- Task objective -
Write out the complete material exactly as it stands.

===== Records provided

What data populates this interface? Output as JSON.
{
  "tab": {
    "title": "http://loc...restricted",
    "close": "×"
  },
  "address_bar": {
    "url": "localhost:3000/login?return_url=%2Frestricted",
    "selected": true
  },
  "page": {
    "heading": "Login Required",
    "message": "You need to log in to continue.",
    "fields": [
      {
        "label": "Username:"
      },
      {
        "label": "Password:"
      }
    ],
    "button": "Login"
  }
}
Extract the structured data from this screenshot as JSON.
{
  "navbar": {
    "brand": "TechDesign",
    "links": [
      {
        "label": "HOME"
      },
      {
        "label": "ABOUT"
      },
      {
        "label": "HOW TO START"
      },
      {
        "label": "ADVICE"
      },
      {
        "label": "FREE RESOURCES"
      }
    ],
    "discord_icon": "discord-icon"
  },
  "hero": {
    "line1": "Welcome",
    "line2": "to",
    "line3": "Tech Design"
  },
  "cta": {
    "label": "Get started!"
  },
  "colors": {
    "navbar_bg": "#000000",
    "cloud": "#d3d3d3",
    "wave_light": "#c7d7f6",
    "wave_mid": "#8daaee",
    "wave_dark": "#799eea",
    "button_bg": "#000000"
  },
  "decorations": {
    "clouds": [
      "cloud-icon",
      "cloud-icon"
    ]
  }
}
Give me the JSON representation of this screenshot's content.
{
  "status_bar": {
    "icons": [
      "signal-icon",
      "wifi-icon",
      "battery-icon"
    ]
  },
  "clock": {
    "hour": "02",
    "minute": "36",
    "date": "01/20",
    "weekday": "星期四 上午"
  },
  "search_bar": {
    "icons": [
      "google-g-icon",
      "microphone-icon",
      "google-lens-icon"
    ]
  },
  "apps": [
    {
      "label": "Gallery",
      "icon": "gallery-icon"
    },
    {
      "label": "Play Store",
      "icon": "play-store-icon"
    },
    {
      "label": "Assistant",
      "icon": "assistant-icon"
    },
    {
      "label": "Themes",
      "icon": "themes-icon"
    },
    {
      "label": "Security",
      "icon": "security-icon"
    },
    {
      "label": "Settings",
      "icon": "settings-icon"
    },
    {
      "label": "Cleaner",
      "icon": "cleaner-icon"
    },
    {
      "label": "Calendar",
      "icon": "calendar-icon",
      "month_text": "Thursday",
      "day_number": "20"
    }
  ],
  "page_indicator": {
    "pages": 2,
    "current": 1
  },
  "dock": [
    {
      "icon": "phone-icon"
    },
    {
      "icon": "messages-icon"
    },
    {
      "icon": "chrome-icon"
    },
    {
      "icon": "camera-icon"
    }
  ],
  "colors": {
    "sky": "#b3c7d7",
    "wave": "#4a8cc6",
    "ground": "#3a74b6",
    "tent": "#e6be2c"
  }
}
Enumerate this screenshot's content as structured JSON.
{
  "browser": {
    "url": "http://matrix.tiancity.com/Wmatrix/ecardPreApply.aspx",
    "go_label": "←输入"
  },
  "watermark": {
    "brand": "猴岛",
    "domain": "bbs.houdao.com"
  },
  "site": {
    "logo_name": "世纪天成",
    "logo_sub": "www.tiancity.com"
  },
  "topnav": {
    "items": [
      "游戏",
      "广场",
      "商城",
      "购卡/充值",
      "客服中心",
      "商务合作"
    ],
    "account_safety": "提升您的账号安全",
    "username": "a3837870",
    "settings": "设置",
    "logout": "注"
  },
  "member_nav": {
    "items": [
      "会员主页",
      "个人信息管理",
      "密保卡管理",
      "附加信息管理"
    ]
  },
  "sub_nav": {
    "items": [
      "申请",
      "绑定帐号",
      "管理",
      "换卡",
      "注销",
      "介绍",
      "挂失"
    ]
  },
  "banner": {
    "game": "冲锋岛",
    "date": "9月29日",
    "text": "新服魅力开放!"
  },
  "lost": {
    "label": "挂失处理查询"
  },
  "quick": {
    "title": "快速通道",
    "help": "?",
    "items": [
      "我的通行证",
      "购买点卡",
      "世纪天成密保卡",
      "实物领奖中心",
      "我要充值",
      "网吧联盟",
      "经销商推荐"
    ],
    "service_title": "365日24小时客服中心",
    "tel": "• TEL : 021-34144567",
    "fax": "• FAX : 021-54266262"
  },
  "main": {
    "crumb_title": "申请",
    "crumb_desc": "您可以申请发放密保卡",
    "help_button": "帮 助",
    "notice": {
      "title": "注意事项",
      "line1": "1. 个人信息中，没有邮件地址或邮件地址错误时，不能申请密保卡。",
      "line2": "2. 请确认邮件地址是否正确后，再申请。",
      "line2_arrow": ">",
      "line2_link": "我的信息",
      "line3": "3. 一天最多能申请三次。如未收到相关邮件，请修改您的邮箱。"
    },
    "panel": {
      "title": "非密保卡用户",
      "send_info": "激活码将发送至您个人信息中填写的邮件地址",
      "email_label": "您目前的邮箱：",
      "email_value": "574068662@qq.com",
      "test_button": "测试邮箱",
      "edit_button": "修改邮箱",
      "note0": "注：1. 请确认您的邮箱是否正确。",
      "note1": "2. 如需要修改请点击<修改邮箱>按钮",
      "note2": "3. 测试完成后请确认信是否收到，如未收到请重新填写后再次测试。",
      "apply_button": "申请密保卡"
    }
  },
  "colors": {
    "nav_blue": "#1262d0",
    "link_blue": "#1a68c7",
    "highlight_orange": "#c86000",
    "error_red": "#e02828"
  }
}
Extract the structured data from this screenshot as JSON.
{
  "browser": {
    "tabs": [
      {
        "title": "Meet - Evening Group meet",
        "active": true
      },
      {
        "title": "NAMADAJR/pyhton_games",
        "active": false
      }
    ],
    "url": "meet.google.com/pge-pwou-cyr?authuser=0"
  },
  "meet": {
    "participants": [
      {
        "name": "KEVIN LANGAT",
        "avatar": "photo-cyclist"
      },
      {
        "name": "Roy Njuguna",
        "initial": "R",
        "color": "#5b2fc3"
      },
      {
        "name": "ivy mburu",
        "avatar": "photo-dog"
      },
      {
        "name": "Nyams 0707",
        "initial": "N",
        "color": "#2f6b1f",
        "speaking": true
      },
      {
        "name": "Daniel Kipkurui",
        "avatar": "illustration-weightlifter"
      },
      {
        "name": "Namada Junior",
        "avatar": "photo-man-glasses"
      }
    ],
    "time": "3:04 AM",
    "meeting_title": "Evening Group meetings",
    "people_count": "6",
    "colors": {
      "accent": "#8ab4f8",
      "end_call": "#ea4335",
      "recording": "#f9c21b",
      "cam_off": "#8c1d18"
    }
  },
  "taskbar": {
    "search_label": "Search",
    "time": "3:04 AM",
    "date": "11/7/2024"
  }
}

==========

- Complete output -
What data populates this interface? Output as JSON.
{
  "tab": {
    "title": "http://loc...restricted",
    "close": "×"
  },
  "address_bar": {
    "url": "localhost:3000/login?return_url=%2Frestricted",
    "selected": true
  },
  "page": {
    "heading": "Login Required",
    "message": "You need to log in to continue.",
    "fields": [
      {
        "label": "Username:"
      },
      {
        "label": "Password:"
      }
    ],
    "button": "Login"
  }
}
Extract the structured data from this screenshot as JSON.
{
  "navbar": {
    "brand": "TechDesign",
    "links": [
      {
        "label": "HOME"
      },
      {
        "label": "ABOUT"
      },
      {
        "label": "HOW TO START"
      },
      {
        "label": "ADVICE"
      },
      {
        "label": "FREE RESOURCES"
      }
    ],
    "discord_icon": "discord-icon"
  },
  "hero": {
    "line1": "Welcome",
    "line2": "to",
    "line3": "Tech Design"
  },
  "cta": {
    "label": "Get started!"
  },
  "colors": {
    "navbar_bg": "#000000",
    "cloud": "#d3d3d3",
    "wave_light": "#c7d7f6",
    "wave_mid": "#8daaee",
    "wave_dark": "#799eea",
    "button_bg": "#000000"
  },
  "decorations": {
    "clouds": [
      "cloud-icon",
      "cloud-icon"
    ]
  }
}
Give me the JSON representation of this screenshot's content.
{
  "status_bar": {
    "icons": [
      "signal-icon",
      "wifi-icon",
      "battery-icon"
    ]
  },
  "clock": {
    "hour": "02",
    "minute": "36",
    "date": "01/20",
    "weekday": "星期四 上午"
  },
  "search_bar": {
    "icons": [
      "google-g-icon",
      "microphone-icon",
      "google-lens-icon"
    ]
  },
  "apps": [
    {
      "label": "Gallery",
      "icon": "gallery-icon"
    },
    {
      "label": "Play Store",
      "icon": "play-store-icon"
    },
    {
      "label": "Assistant",
      "icon": "assistant-icon"
    },
    {
      "label": "Themes",
      "icon": "themes-icon"
    },
    {
      "label": "Security",
      "icon": "security-icon"
    },
    {
      "label": "Settings",
      "icon": "settings-icon"
    },
    {
      "label": "Cleaner",
      "icon": "cleaner-icon"
    },
    {
      "label": "Calendar",
      "icon": "calendar-icon",
      "month_text": "Thursday",
      "day_number": "20"
    }
  ],
  "page_indicator": {
    "pages": 2,
    "current": 1
  },
  "dock": [
    {
      "icon": "phone-icon"
    },
    {
      "icon": "messages-icon"
    },
    {
      "icon": "chrome-icon"
    },
    {
      "icon": "camera-icon"
    }
  ],
  "colors": {
    "sky": "#b3c7d7",
    "wave": "#4a8cc6",
    "ground": "#3a74b6",
    "tent": "#e6be2c"
  }
}
Enumerate this screenshot's content as structured JSON.
{
  "browser": {
    "url": "http://matrix.tiancity.com/Wmatrix/ecardPreApply.aspx",
    "go_label": "←输入"
  },
  "watermark": {
    "brand": "猴岛",
    "domain": "bbs.houdao.com"
  },
  "site": {
    "logo_name": "世纪天成",
    "logo_sub": "www.tiancity.com"
  },
  "topnav": {
    "items": [
      "游戏",
      "广场",
      "商城",
      "购卡/充值",
      "客服中心",
      "商务合作"
    ],
    "account_safety": "提升您的账号安全",
    "username": "a3837870",
    "settings": "设置",
    "logout": "注"
  },
  "member_nav": {
    "items": [
      "会员主页",
      "个人信息管理",
      "密保卡管理",
      "附加信息管理"
    ]
  },
  "sub_nav": {
    "items": [
      "申请",
      "绑定帐号",
      "管理",
      "换卡",
      "注销",
      "介绍",
      "挂失"
    ]
  },
  "banner": {
    "game": "冲锋岛",
    "date": "9月29日",
    "text": "新服魅力开放!"
  },
  "lost": {
    "label": "挂失处理查询"
  },
  "quick": {
    "title": "快速通道",
    "help": "?",
    "items": [
      "我的通行证",
      "购买点卡",
      "世纪天成密保卡",
      "实物领奖中心",
      "我要充值",
      "网吧联盟",
      "经销商推荐"
    ],
    "service_title": "365日24小时客服中心",
    "tel": "• TEL : 021-34144567",
    "fax": "• FAX : 021-54266262"
  },
  "main": {
    "crumb_title": "申请",
    "crumb_desc": "您可以申请发放密保卡",
    "help_button": "帮 助",
    "notice": {
      "title": "注意事项",
      "line1": "1. 个人信息中，没有邮件地址或邮件地址错误时，不能申请密保卡。",
      "line2": "2. 请确认邮件地址是否正确后，再申请。",
      "line2_arrow": ">",
      "line2_link": "我的信息",
      "line3": "3. 一天最多能申请三次。如未收到相关邮件，请修改您的邮箱。"
    },
    "panel": {
      "title": "非密保卡用户",
      "send_info": "激活码将发送至您个人信息中填写的邮件地址",
      "email_label": "您目前的邮箱：",
      "email_value": "574068662@qq.com",
      "test_button": "测试邮箱",
      "edit_button": "修改邮箱",
      "note0": "注：1. 请确认您的邮箱是否正确。",
      "note1": "2. 如需要修改请点击<修改邮箱>按钮",
      "note2": "3. 测试完成后请确认信是否收到，如未收到请重新填写后再次测试。",
      "apply_button": "申请密保卡"
    }
  },
  "colors": {
    "nav_blue": "#1262d0",
    "link_blue": "#1a68c7",
    "highlight_orange": "#c86000",
    "error_red": "#e02828"
  }
}
Extract the structured data from this screenshot as JSON.
{
  "browser": {
    "tabs": [
      {
        "title": "Meet - Evening Group meet",
        "active": true
      },
      {
        "title": "NAMADAJR/pyhton_games",
        "active": false
      }
    ],
    "url": "meet.google.com/pge-pwou-cyr?authuser=0"
  },
  "meet": {
    "participants": [
      {
        "name": "KEVIN LANGAT",
        "avatar": "photo-cyclist"
      },
      {
        "name": "Roy Njuguna",
        "initial": "R",
        "color": "#5b2fc3"
      },
      {
        "name": "ivy mburu",
        "avatar": "photo-dog"
      },
      {
        "name": "Nyams 0707",
        "initial": "N",
        "color": "#2f6b1f",
        "speaking": true
      },
      {
        "name": "Daniel Kipkurui",
        "avatar": "illustration-weightlifter"
      },
      {
        "name": "Namada Junior",
        "avatar": "photo-man-glasses"
      }
    ],
    "time": "3:04 AM",
    "meeting_title": "Evening Group meetings",
    "people_count": "6",
    "colors": {
      "accent": "#8ab4f8",
      "end_call": "#ea4335",
      "recording": "#f9c21b",
      "cam_off": "#8c1d18"
    }
  },
  "taskbar": {
    "search_label": "Search",
    "time": "3:04 AM",
    "date": "11/7/2024"
  }
}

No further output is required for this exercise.